### Exercise goal
Locate the word "highlighted" in the data below, then copy every line that holds it.

───── Data to use

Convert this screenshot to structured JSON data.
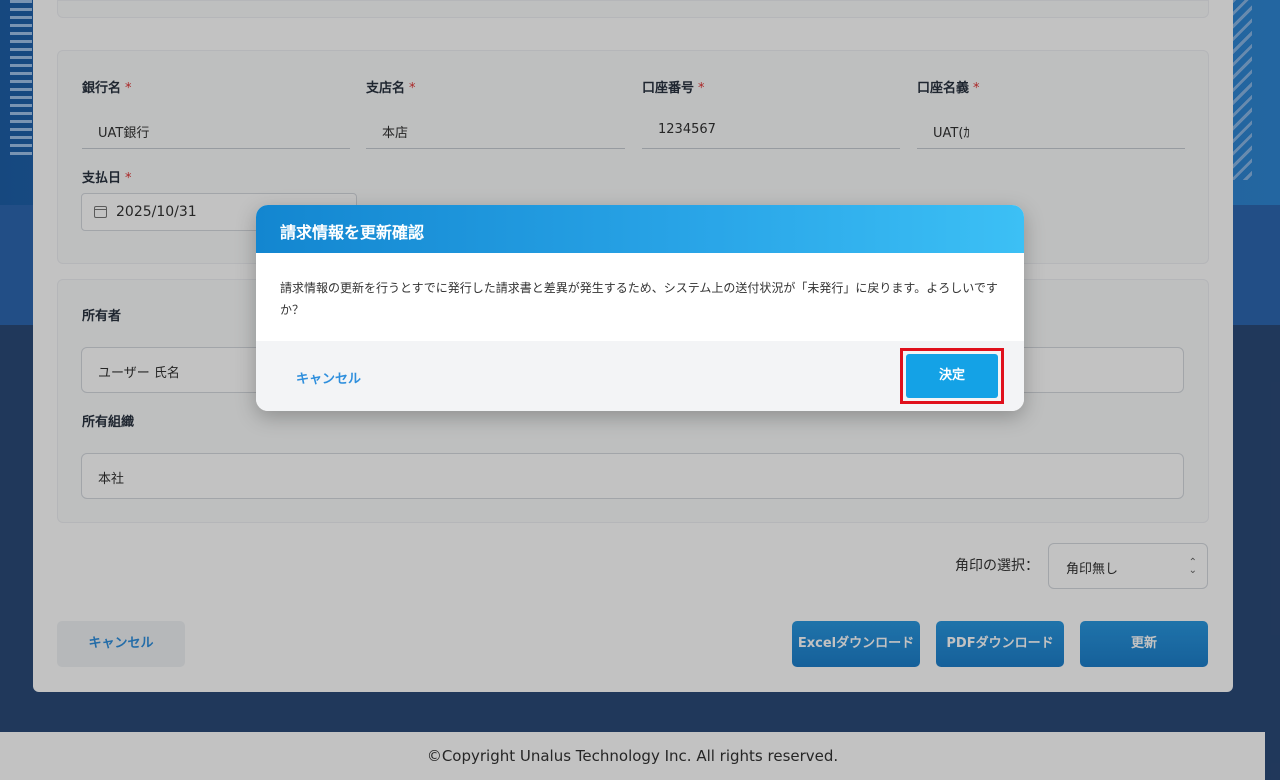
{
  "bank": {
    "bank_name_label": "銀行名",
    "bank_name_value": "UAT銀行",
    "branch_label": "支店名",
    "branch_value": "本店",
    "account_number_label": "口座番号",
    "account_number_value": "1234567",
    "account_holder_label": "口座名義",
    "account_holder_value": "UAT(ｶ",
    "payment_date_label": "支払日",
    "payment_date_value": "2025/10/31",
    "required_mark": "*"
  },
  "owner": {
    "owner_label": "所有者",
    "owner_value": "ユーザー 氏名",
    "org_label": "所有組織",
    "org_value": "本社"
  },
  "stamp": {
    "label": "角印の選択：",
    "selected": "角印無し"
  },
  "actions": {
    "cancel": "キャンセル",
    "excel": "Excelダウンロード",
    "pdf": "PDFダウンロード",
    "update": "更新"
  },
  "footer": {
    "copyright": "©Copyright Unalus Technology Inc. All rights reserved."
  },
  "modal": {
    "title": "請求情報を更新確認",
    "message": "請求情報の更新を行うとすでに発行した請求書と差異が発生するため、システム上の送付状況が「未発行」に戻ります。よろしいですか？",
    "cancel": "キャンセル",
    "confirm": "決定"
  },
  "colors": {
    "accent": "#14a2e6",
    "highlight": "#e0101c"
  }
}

──────────
───── Data to use

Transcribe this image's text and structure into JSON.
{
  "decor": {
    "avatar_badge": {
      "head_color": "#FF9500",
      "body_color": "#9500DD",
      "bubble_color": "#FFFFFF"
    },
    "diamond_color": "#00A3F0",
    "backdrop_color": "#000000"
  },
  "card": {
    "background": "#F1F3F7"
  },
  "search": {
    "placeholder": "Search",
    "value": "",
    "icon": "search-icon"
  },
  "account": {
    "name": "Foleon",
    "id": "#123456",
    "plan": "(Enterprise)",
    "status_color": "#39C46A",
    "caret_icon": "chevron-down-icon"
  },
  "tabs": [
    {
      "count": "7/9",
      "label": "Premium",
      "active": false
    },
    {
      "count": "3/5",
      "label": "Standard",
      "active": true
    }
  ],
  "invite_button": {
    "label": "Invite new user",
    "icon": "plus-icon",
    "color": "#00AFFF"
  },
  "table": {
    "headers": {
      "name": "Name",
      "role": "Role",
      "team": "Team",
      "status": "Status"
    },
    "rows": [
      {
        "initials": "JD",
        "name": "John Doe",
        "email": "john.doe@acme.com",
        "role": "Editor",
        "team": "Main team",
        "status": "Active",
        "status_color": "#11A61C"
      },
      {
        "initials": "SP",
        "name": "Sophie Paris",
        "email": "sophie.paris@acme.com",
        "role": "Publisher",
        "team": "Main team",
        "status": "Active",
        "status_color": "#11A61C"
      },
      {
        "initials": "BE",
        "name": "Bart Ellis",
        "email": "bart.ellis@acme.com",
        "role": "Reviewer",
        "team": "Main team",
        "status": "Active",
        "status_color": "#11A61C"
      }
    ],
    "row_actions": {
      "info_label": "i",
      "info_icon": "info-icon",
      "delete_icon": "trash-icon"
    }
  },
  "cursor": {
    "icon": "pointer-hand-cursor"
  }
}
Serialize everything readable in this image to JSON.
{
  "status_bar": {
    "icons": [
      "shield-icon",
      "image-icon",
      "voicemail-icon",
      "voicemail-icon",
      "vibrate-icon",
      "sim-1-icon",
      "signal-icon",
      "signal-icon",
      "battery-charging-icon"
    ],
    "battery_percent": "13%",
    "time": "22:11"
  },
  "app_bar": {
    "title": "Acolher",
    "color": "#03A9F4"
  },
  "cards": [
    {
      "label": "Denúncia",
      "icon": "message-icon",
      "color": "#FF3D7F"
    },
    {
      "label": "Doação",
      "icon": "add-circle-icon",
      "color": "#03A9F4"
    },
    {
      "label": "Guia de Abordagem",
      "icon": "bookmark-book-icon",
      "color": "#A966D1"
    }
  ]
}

──────────
───── Data to use

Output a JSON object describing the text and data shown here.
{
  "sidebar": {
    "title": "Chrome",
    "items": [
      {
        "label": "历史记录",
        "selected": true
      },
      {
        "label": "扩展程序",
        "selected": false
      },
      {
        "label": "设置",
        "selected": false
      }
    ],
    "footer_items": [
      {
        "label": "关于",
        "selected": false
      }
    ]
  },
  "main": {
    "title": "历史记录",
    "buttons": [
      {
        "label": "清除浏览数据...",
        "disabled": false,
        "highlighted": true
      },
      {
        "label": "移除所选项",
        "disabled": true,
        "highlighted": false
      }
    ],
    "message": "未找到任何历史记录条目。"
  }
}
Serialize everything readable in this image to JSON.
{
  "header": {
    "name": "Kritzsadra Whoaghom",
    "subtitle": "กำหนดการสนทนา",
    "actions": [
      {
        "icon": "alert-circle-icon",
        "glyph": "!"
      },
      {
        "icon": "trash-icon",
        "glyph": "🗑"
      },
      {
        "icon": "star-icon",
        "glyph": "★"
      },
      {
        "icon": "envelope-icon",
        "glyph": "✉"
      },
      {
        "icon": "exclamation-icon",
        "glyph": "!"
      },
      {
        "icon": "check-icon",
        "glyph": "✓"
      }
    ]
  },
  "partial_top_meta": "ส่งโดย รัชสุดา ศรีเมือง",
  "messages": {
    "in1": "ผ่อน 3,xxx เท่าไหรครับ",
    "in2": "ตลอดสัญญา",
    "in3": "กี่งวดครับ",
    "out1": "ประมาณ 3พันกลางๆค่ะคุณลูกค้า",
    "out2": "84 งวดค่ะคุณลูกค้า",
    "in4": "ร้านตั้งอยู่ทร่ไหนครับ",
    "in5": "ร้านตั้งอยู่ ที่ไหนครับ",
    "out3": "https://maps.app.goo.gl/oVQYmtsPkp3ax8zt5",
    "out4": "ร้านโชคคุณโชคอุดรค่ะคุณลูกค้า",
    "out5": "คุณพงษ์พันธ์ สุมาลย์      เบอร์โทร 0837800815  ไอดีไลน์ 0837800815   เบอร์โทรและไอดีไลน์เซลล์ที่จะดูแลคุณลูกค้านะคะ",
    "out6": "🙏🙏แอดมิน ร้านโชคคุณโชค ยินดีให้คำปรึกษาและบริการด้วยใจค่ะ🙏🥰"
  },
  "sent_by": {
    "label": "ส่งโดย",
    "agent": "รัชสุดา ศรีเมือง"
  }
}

──────────

### Exercise result
        "highlighted": true
        "highlighted": false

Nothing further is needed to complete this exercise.